EXERCISE TEXT.

--------------------

Actions of unconscious discrimination or marginalization perpetuated by social culture and promulgated through the unchecked behaviors of care providers send riptides of suffering through the underbelly of our subconscious lives. In the world of mental health and ED treatment, our work is in harm reduction, yet these conversations about race and color go unspoken and unseen. As clinicians, our few CE requirements in power and privilege are clearly insufficient. How can we reconstruct our practices in a system dictating negligence? Our learned reactions and internalized schemas need to be brought to the surface in order to be neurochemically and physiologically rescripted.

Eating disorders occur across all social classes and races. Our current practices, in both society and in treatment centers, operate under the assumption that most eating disorders exist among Caucasian, young upper-middle class females. This is not only untrue, it leaves minority and marginalized peoples without proper care.

--------------------

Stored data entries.
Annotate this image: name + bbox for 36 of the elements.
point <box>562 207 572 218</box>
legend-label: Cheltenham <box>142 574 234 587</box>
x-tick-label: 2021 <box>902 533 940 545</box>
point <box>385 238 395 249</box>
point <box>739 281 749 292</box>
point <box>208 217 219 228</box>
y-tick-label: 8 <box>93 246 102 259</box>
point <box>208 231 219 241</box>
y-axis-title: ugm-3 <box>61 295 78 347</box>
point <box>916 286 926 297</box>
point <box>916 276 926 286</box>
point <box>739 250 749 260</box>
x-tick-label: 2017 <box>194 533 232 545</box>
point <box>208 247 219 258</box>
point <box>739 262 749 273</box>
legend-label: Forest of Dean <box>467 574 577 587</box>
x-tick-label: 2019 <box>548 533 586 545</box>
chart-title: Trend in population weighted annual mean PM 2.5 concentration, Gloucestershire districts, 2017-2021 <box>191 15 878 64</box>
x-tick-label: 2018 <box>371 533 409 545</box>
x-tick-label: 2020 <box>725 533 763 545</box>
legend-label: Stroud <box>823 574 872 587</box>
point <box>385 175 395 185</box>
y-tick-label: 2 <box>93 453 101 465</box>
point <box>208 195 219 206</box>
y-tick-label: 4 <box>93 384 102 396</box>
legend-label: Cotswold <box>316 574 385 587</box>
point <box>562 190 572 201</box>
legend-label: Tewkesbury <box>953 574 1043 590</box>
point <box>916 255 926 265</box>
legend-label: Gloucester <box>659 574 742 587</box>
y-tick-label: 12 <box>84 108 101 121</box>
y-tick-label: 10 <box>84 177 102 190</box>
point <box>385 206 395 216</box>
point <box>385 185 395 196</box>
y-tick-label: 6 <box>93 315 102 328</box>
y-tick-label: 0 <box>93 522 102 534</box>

--------------------

PROBLEM REQUIREMENTS. Reproduce the passage on race and eating disorder treatment from "Eating disorders occur" to "without proper care.".

RESPONSE BELOW.
Eating disorders occur across all social classes and races. Our current practices, in both society and in treatment centers, operate under the assumption that most eating disorders exist among Caucasian, young upper-middle class females. This is not only untrue, it leaves minority and marginalized peoples without proper care.